- _Work instructions_: Scan the data below. Pull out each line where "bracket" occurs.
___
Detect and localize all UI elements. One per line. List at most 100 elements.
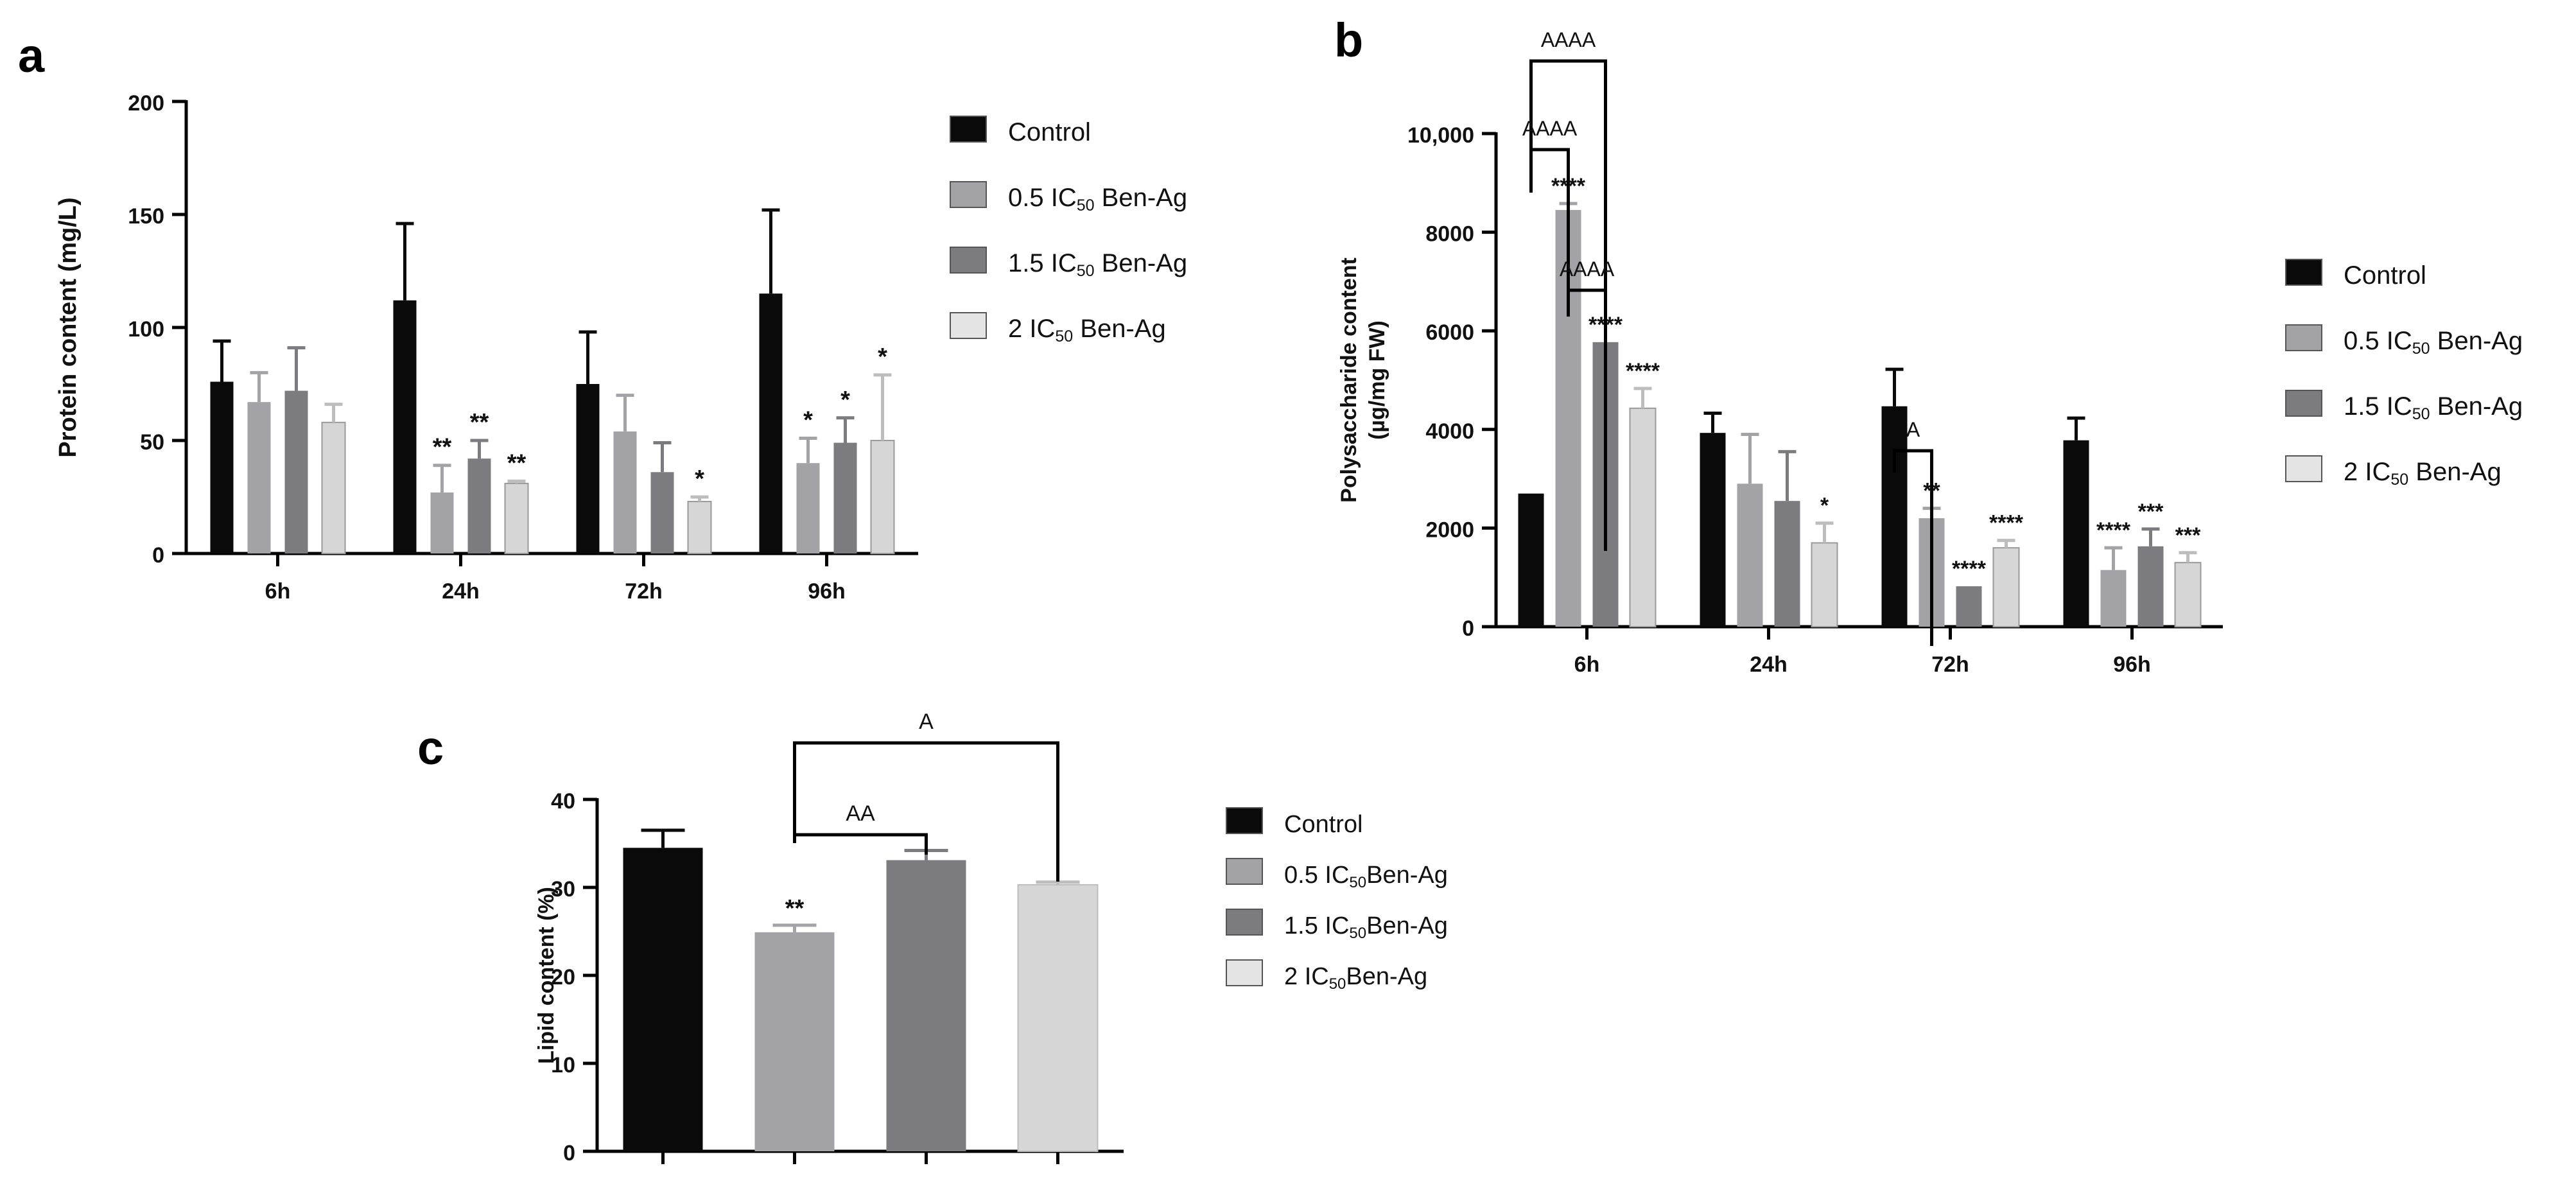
legend-text: Ben-Ag [1346,963,1427,990]
legend-label: 0.5 IC50 Ben-Ag [1008,184,1187,214]
bar [687,501,712,554]
legend-label: 1.5 IC50 Ben-Ag [1008,249,1187,280]
bar [1737,484,1763,627]
legend-text: Ben-Ag [1095,184,1188,212]
bracket-label: AAAA [1541,28,1596,51]
x-tick-label: 96h [808,579,846,604]
legend-text: Ben-Ag [2430,327,2523,355]
legend-label: 1.5 IC50 Ben-Ag [2344,392,2523,423]
legend-item: 1.5 IC50 Ben-Ag [2285,390,2523,423]
legend-item: 1.5 IC50 Ben-Ag [950,247,1187,280]
bar [1992,547,2020,627]
legend-label: Control [2344,261,2426,290]
legend-text: Control [1008,118,1091,146]
bar [2137,546,2164,627]
significance-stars: **** [1989,511,2024,536]
y-tick-label: 0 [152,543,164,568]
legend-label: 2 IC50 Ben-Ag [1008,315,1166,345]
legend-subscript: 50 [1349,925,1366,942]
y-tick-label: 0 [563,1141,575,1165]
legend-text: 0.5 IC [2344,327,2412,355]
x-tick-label: 6h [265,579,291,604]
bar [754,932,835,1151]
legend-subscript: 50 [2412,405,2430,423]
significance-stars: **** [1626,359,1660,383]
panel-a-chart: 0 50 100 150 200 6h 24h 72h 96h Protein content (… [55,91,1187,604]
bar [1774,501,1800,627]
bracket-label: AAAA [1522,117,1578,140]
y-tick-label: 2000 [1425,518,1474,542]
bracket-line [1529,148,1570,317]
legend-swatch [2285,390,2322,417]
legend-item: 2 IC50 Ben-Ag [950,312,1166,345]
significance-stars: **** [2096,518,2131,543]
legend-item: 2 IC50 Ben-Ag [2285,455,2502,489]
y-tick-label: 4000 [1425,419,1474,444]
significance-bracket: AAAA [1529,28,1607,551]
bar [870,440,895,554]
legend-label: 2 IC50Ben-Ag [1284,963,1427,993]
bar [886,860,966,1151]
y-axis-label: Lipid content (%) [534,887,559,1064]
legend-swatch [1226,807,1263,834]
significance-bracket: A [793,710,1059,882]
y-tick-label: 20 [551,965,575,990]
legend-swatch [1226,959,1263,986]
legend-label: 1.5 IC50Ben-Ag [1284,912,1448,942]
x-tick-label: 24h [442,579,480,604]
legend-text: Ben-Ag [1073,315,1166,343]
significance-stars: ** [433,434,452,461]
legend-swatch [950,312,987,339]
x-tick-label: 24h [1750,652,1788,677]
legend-item: 0.5 IC50 Ben-Ag [950,181,1187,214]
legend-text: Ben-Ag [1366,862,1448,889]
significance-stars: * [695,466,704,493]
y-tick-label: 10,000 [1407,123,1474,148]
x-tick-label: 96h [2113,652,2151,677]
significance-stars: ** [470,409,489,436]
bar [613,431,637,554]
bracket-label: AA [846,801,875,826]
legend-item: Control [950,116,1091,146]
significance-stars: *** [2138,500,2164,524]
bar [833,442,857,554]
bar [796,463,820,554]
bar [2100,570,2127,627]
legend-text: 2 IC [1008,315,1055,343]
x-tick-label: 72h [1931,652,1969,677]
significance-stars: ** [507,449,527,476]
bar [393,300,417,554]
bar [650,472,674,554]
legend-swatch [1226,909,1263,936]
legend-text: 2 IC [1284,963,1329,990]
legend-label: 0.5 IC50Ben-Ag [1284,862,1448,891]
bar [576,384,600,554]
bar [504,482,529,555]
legend-subscript: 50 [1055,327,1073,345]
significance-stars: * [803,406,813,433]
legend-subscript: 50 [2412,340,2430,358]
bar [2063,440,2089,627]
legend-item: 0.5 IC50Ben-Ag [1226,858,1448,891]
y-tick-label: 150 [128,204,164,229]
legend-text: Ben-Ag [2430,392,2523,421]
bracket-label: A [919,710,934,734]
bar [210,381,234,554]
legend-item: Control [1226,807,1363,838]
significance-stars: ** [785,895,805,922]
legend-item: 2 IC50Ben-Ag [1226,959,1427,993]
legend-text: 0.5 IC [1284,862,1349,889]
x-tick-label: 6h [1574,652,1600,677]
legend-text: 0.5 IC [1008,184,1077,212]
bracket-label: AAAA [1560,257,1615,281]
significance-stars: * [840,387,850,414]
panel-b-chart: 0 2000 4000 6000 8000 10,000 6h 24h 72h 96h Polysa… [1337,28,2523,677]
significance-stars: *** [2175,523,2201,548]
legend-subscript: 50 [1077,196,1095,214]
legend-swatch [2285,455,2322,482]
legend-swatch [1226,858,1263,885]
legend-text: Ben-Ag [1095,249,1188,277]
legend-label: 2 IC50 Ben-Ag [2344,458,2502,489]
bar [1518,493,1544,627]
___
- _Response below_:
bracket-label: AAAA [1541,28,1596,51]
bracket-label: AAAA [1522,117,1578,140]
bracket-line [1529,148,1570,317]
significance-bracket: AAAA [1529,28,1607,551]
significance-bracket: A [793,710,1059,882]
bracket-label: AA [846,801,875,826]
bracket-label: A [919,710,934,734]
bracket-label: AAAA [1560,257,1615,281]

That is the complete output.